§ DESCRIPTION OF THE TASK
Show each line of the data below that has the string "Juan" in it.

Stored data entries
------------

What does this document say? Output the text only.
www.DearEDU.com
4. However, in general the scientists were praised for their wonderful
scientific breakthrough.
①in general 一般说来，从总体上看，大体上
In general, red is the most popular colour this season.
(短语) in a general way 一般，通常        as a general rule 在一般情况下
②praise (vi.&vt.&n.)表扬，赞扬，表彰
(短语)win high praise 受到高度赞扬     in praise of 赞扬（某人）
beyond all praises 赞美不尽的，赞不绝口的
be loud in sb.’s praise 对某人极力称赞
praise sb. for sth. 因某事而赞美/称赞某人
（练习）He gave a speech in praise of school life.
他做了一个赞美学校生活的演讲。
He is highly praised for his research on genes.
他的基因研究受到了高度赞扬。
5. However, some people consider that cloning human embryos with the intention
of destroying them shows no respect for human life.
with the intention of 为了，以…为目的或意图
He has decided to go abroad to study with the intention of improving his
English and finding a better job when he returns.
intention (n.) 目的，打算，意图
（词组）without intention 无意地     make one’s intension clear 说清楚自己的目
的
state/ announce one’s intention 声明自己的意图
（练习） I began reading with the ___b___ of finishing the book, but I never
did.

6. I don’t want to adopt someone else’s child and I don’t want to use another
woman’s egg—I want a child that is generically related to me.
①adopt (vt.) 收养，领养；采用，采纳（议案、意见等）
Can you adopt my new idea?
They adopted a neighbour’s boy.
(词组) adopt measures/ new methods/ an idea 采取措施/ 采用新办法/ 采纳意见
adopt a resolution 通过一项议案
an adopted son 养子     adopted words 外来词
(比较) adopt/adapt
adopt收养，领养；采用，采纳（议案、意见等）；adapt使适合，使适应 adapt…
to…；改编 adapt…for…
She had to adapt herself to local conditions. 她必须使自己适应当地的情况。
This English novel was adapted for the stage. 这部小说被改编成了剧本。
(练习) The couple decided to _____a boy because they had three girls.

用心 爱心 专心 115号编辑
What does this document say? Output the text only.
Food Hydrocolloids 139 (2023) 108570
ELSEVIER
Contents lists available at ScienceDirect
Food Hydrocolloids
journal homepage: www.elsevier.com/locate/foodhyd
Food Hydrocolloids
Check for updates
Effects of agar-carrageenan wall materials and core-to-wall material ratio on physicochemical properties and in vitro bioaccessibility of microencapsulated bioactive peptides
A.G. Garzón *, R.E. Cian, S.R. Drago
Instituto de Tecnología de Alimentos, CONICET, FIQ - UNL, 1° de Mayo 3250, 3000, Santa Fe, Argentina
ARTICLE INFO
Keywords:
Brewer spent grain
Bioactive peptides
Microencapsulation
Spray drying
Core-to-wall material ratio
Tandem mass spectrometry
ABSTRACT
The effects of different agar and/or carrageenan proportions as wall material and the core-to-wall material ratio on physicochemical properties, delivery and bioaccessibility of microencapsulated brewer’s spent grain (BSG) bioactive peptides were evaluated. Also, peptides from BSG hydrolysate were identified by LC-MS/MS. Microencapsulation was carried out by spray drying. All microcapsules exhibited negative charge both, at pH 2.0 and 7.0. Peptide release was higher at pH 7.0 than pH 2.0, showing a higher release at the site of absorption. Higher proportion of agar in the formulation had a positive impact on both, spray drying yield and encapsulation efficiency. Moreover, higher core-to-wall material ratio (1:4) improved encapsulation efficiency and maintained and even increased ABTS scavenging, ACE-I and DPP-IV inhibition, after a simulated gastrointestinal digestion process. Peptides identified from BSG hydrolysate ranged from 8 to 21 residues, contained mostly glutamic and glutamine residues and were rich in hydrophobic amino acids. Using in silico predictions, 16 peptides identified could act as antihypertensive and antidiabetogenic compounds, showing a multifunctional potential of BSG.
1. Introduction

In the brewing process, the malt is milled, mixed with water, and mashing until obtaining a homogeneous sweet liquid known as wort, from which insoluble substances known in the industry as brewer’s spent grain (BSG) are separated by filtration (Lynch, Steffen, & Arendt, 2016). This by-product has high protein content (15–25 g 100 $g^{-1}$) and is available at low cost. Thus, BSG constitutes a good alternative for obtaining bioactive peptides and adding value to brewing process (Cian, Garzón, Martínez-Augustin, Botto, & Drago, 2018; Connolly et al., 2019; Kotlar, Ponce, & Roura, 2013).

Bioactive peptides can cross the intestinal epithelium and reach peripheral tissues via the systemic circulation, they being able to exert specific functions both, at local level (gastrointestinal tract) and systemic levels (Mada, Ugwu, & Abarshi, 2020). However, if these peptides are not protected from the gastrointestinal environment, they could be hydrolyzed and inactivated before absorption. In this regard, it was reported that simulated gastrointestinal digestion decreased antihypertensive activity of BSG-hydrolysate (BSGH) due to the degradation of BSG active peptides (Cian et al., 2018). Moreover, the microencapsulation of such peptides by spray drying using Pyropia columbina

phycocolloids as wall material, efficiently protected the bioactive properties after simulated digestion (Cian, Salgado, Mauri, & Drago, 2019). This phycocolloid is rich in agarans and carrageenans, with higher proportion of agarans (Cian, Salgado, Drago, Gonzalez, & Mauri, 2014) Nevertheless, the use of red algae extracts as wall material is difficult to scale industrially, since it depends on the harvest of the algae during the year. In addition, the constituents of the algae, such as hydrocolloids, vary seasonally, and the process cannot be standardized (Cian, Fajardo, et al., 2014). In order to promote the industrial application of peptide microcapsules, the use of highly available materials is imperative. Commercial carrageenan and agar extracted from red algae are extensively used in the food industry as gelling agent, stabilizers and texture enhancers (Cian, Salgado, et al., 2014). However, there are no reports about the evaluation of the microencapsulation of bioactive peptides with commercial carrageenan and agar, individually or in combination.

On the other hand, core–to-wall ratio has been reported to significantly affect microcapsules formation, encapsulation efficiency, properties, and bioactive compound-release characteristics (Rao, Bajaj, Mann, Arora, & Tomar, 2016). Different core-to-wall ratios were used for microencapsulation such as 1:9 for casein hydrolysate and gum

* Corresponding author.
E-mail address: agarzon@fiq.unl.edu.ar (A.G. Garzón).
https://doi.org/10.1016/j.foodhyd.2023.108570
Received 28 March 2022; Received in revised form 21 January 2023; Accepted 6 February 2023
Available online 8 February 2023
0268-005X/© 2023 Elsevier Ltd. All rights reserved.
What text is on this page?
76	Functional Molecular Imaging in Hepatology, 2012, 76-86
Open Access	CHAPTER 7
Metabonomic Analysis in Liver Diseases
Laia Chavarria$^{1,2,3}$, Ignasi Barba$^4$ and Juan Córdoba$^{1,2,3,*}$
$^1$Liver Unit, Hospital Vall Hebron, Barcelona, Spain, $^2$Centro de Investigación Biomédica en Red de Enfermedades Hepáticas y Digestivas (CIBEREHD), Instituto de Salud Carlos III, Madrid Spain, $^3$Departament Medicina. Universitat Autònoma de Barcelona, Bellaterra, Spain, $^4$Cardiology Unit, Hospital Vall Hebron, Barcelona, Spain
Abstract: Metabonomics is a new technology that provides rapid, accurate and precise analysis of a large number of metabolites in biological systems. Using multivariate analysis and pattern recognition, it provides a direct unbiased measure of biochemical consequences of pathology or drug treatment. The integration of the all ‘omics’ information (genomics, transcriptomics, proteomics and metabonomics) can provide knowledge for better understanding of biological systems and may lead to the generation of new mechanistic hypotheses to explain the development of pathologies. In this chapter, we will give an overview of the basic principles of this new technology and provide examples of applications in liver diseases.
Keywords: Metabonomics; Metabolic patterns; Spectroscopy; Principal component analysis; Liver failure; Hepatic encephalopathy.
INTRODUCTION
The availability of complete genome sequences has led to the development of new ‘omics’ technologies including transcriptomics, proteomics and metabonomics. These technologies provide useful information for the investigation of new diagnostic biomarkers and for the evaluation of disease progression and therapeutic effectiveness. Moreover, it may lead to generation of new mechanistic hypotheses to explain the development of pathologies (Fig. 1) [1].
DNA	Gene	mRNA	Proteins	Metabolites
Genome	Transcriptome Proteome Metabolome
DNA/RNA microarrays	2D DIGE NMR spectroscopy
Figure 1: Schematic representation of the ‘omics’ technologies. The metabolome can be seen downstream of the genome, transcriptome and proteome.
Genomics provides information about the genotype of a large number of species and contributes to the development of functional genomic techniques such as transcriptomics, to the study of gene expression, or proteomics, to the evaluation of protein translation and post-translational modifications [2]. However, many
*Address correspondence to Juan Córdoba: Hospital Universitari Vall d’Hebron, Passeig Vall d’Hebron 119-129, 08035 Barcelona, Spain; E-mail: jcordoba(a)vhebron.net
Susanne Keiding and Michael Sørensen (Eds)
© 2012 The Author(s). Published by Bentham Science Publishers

------------

§ RESPONSE TO THIS TASK
Laia Chavarria$^{1,2,3}$, Ignasi Barba$^4$ and Juan Córdoba$^{1,2,3,*}$
*Address correspondence to Juan Córdoba: Hospital Universitari Vall d’Hebron, Passeig Vall d’Hebron 119-129, 08035 Barcelona, Spain; E-mail: jcordoba(a)vhebron.net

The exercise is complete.